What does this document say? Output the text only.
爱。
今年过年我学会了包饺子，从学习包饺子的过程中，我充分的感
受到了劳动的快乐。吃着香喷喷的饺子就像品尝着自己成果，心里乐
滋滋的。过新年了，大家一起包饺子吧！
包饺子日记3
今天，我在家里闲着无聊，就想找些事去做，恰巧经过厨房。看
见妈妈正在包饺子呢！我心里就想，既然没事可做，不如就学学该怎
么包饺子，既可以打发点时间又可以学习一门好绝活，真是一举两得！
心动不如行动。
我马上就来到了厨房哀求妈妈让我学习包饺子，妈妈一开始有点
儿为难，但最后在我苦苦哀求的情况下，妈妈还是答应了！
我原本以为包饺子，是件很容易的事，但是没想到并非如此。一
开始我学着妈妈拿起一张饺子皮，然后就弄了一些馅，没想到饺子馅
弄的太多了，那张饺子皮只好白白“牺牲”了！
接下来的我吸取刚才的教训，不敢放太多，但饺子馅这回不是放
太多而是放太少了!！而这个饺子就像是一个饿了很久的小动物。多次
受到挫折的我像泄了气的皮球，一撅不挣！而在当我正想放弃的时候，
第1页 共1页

========

WHAT YOU HAVE TO DO: Extract the listing in its entirety, matching it exactly.

ANSWER TO THE TASK:
What does this document say? Output the text only.
爱。
今年过年我学会了包饺子，从学习包饺子的过程中，我充分的感
受到了劳动的快乐。吃着香喷喷的饺子就像品尝着自己成果，心里乐
滋滋的。过新年了，大家一起包饺子吧！
包饺子日记3
今天，我在家里闲着无聊，就想找些事去做，恰巧经过厨房。看
见妈妈正在包饺子呢！我心里就想，既然没事可做，不如就学学该怎
么包饺子，既可以打发点时间又可以学习一门好绝活，真是一举两得！
心动不如行动。
我马上就来到了厨房哀求妈妈让我学习包饺子，妈妈一开始有点
儿为难，但最后在我苦苦哀求的情况下，妈妈还是答应了！
我原本以为包饺子，是件很容易的事，但是没想到并非如此。一
开始我学着妈妈拿起一张饺子皮，然后就弄了一些馅，没想到饺子馅
弄的太多了，那张饺子皮只好白白“牺牲”了！
接下来的我吸取刚才的教训，不敢放太多，但饺子馅这回不是放
太多而是放太少了!！而这个饺子就像是一个饿了很久的小动物。多次
受到挫折的我像泄了气的皮球，一撅不挣！而在当我正想放弃的时候，
第1页 共1页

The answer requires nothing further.